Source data
----------------
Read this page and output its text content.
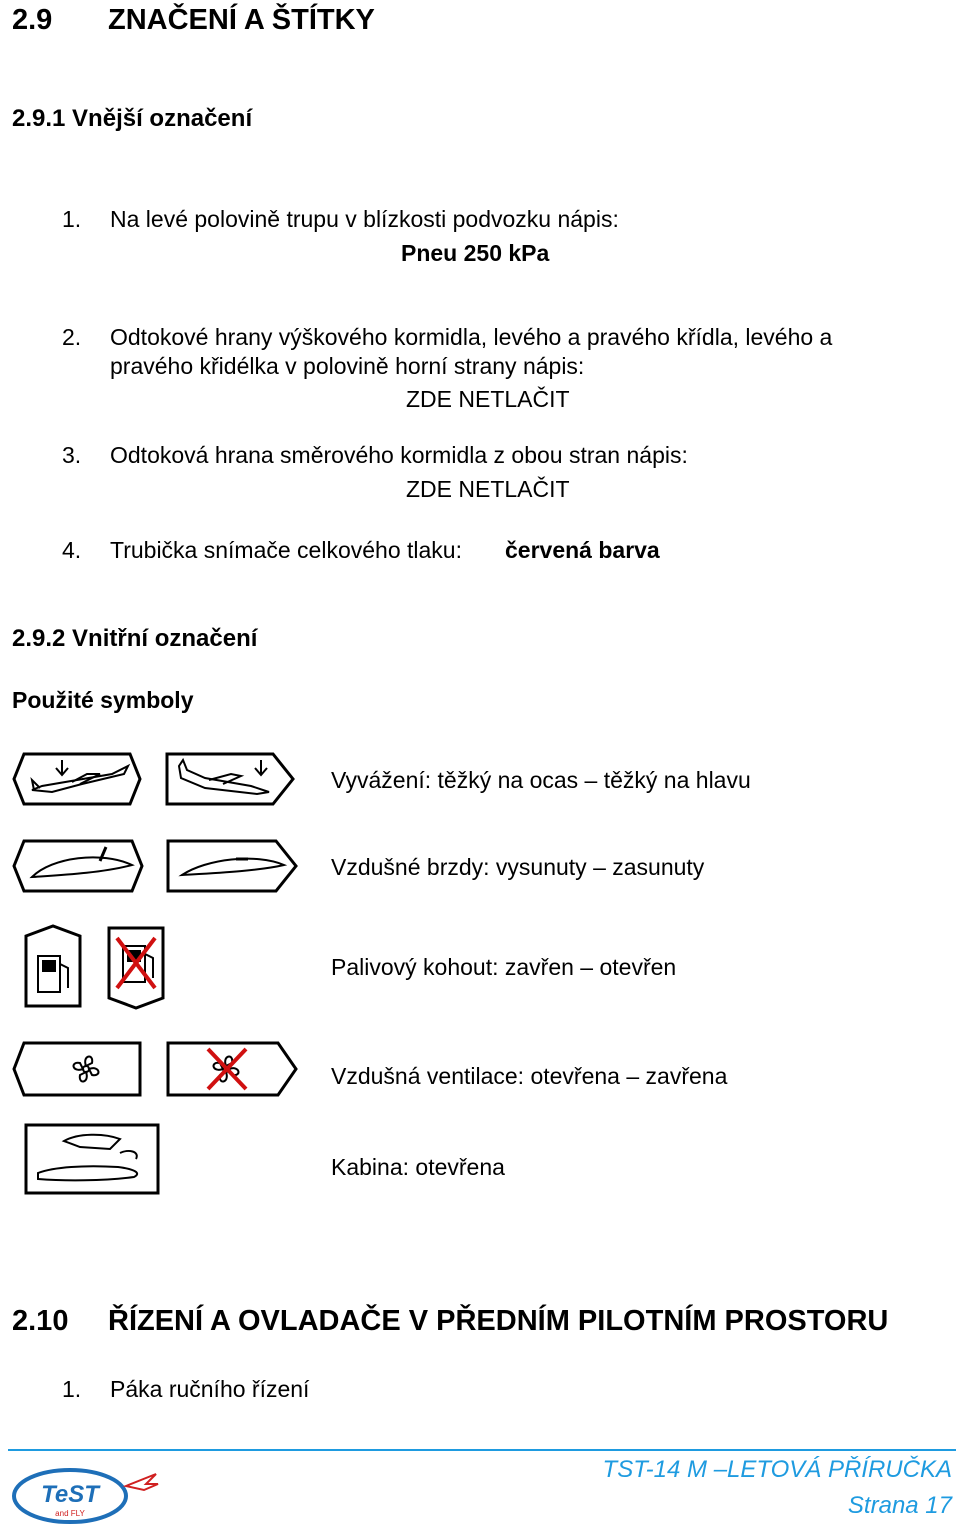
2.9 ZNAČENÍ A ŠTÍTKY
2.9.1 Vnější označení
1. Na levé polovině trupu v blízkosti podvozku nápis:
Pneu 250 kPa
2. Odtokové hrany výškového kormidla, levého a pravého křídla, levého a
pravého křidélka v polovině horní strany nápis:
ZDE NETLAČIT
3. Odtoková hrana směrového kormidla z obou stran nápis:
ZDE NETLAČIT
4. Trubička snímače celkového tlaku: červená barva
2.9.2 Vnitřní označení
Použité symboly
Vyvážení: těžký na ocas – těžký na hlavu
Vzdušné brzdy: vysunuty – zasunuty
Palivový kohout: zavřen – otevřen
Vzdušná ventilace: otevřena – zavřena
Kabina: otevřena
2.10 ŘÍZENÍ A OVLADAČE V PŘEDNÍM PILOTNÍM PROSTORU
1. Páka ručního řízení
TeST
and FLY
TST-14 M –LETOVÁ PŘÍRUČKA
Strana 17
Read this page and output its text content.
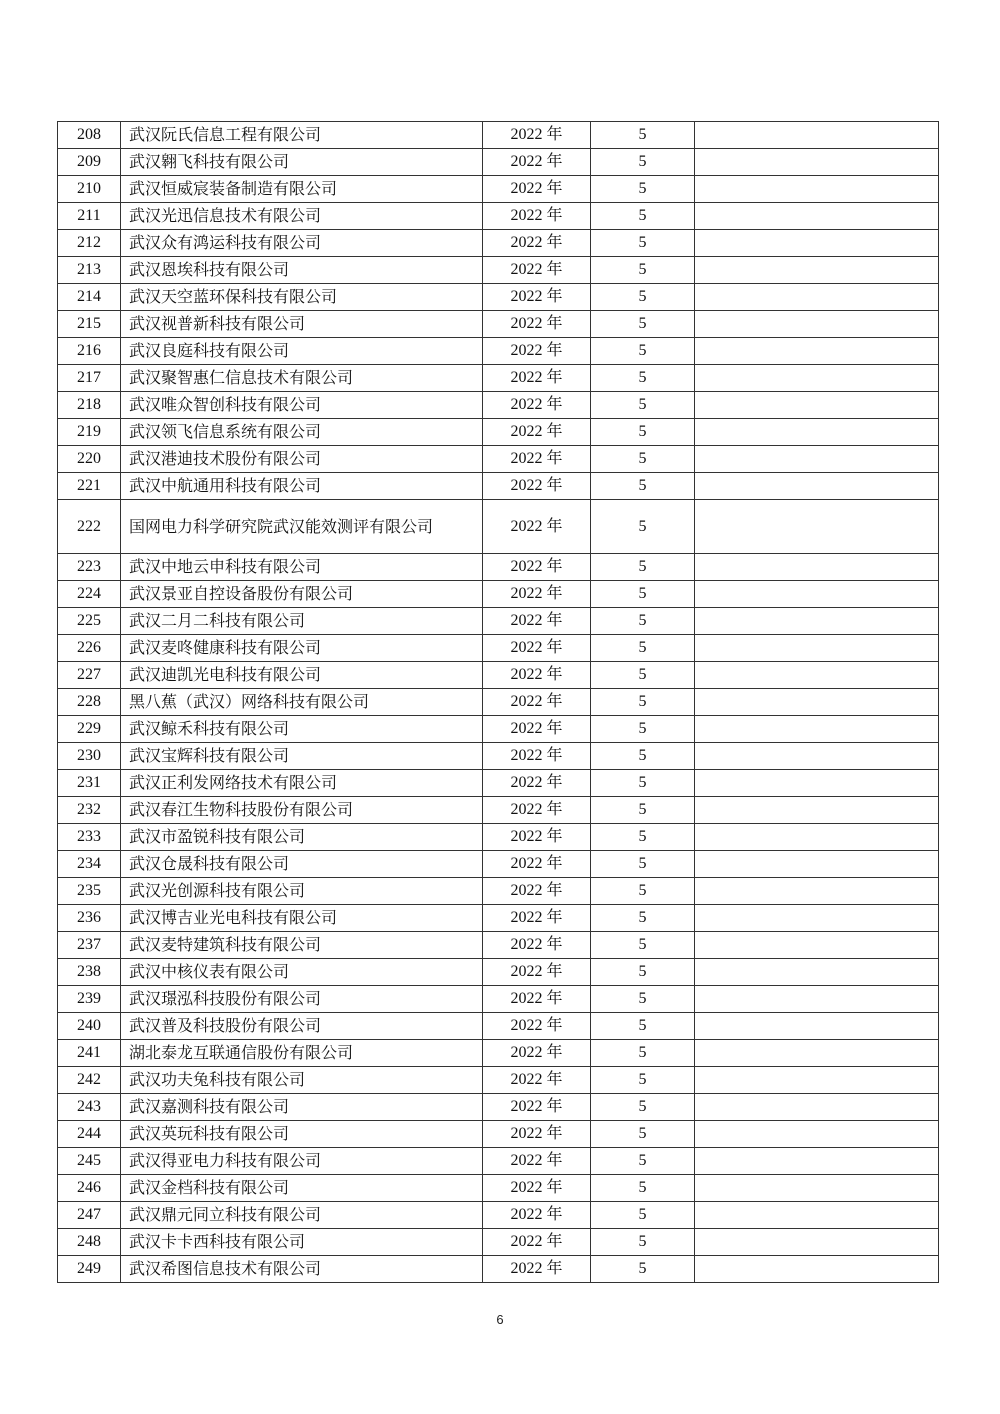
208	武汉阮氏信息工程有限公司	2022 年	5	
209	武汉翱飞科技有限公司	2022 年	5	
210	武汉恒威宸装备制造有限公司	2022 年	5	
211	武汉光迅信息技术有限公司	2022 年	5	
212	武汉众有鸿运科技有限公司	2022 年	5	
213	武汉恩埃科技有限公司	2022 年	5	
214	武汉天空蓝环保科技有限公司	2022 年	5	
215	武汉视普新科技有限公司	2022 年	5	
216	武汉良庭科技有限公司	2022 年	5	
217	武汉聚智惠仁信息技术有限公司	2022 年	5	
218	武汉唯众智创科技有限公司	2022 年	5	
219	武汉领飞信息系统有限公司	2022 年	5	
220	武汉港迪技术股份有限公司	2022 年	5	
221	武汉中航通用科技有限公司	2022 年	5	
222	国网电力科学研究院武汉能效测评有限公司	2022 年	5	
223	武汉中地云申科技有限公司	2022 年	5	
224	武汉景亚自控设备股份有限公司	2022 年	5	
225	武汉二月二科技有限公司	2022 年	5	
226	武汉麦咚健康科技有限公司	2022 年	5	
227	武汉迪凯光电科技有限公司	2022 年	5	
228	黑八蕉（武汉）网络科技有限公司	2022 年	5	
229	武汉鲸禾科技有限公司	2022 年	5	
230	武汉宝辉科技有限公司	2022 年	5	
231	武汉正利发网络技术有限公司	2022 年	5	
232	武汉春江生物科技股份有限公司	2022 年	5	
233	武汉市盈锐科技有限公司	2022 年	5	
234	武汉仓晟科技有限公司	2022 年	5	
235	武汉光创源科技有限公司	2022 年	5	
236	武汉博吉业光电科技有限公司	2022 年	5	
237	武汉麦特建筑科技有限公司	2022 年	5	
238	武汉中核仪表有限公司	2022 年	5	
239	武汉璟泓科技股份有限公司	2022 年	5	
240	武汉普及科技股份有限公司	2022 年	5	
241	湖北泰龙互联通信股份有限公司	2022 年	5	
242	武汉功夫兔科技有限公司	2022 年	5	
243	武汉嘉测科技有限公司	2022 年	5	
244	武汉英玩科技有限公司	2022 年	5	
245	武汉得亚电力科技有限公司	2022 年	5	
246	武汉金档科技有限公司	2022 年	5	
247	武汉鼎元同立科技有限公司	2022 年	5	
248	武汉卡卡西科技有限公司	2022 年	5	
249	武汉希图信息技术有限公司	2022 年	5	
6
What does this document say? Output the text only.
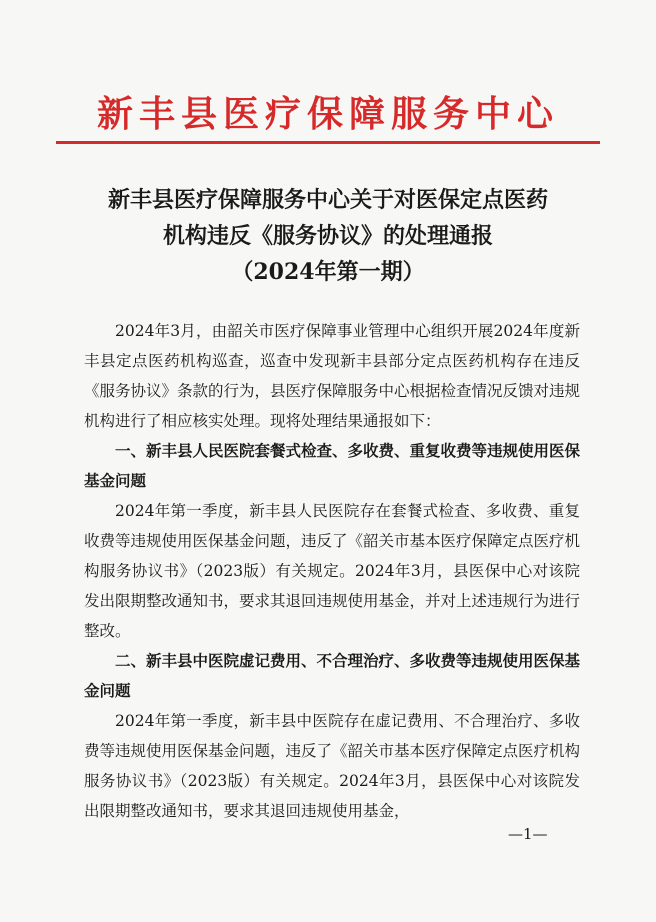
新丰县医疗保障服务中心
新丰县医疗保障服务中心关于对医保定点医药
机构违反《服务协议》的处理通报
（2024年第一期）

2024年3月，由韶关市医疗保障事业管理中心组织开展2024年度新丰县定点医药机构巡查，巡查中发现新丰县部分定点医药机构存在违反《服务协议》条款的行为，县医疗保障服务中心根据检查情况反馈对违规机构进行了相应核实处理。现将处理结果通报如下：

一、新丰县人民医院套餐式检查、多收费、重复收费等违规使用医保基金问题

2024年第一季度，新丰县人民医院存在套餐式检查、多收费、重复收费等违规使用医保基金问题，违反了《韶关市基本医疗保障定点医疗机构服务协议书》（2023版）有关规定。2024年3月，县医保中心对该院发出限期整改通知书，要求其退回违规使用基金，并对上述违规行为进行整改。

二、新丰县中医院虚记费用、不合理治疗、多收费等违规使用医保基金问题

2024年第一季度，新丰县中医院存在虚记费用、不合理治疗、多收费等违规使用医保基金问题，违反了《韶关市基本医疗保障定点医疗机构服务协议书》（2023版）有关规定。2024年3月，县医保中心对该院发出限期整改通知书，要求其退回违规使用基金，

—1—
----------------
EXERCISE OBJECTIVE >> Copy each line holding the word "县医保中心对该院发出限期整改通知书" from the listing above.

ANSWER FOR THIS EXERCISE >>
2024年第一季度，新丰县人民医院存在套餐式检查、多收费、重复收费等违规使用医保基金问题，违反了《韶关市基本医疗保障定点医疗机构服务协议书》（2023版）有关规定。2024年3月，县医保中心对该院发出限期整改通知书，要求其退回违规使用基金，并对上述违规行为进行整改。
2024年第一季度，新丰县中医院存在虚记费用、不合理治疗、多收费等违规使用医保基金问题，违反了《韶关市基本医疗保障定点医疗机构服务协议书》（2023版）有关规定。2024年3月，县医保中心对该院发出限期整改通知书，要求其退回违规使用基金，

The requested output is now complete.